Reproduce the material in full, unchanged.

Listed entries:
════════
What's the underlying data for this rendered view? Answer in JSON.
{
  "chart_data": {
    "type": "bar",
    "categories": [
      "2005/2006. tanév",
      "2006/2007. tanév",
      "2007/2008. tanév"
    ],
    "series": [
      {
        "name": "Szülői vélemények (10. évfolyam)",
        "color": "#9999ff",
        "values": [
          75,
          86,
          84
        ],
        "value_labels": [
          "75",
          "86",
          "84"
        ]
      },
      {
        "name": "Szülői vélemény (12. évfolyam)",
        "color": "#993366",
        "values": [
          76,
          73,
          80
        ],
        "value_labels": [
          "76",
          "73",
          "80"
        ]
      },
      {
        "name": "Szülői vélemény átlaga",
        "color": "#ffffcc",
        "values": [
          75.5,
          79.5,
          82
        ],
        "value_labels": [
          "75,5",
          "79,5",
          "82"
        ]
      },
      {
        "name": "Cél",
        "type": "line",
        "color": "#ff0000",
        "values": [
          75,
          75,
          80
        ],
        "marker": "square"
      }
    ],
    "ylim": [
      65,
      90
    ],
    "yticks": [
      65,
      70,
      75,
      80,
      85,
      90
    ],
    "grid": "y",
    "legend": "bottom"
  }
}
════════
Answer to this exercise:
What's the underlying data for this rendered view? Answer in JSON.
{
  "chart_data": {
    "type": "bar",
    "categories": [
      "2005/2006. tanév",
      "2006/2007. tanév",
      "2007/2008. tanév"
    ],
    "series": [
      {
        "name": "Szülői vélemények (10. évfolyam)",
        "color": "#9999ff",
        "values": [
          75,
          86,
          84
        ],
        "value_labels": [
          "75",
          "86",
          "84"
        ]
      },
      {
        "name": "Szülői vélemény (12. évfolyam)",
        "color": "#993366",
        "values": [
          76,
          73,
          80
        ],
        "value_labels": [
          "76",
          "73",
          "80"
        ]
      },
      {
        "name": "Szülői vélemény átlaga",
        "color": "#ffffcc",
        "values": [
          75.5,
          79.5,
          82
        ],
        "value_labels": [
          "75,5",
          "79,5",
          "82"
        ]
      },
      {
        "name": "Cél",
        "type": "line",
        "color": "#ff0000",
        "values": [
          75,
          75,
          80
        ],
        "marker": "square"
      }
    ],
    "ylim": [
      65,
      90
    ],
    "yticks": [
      65,
      70,
      75,
      80,
      85,
      90
    ],
    "grid": "y",
    "legend": "bottom"
  }
}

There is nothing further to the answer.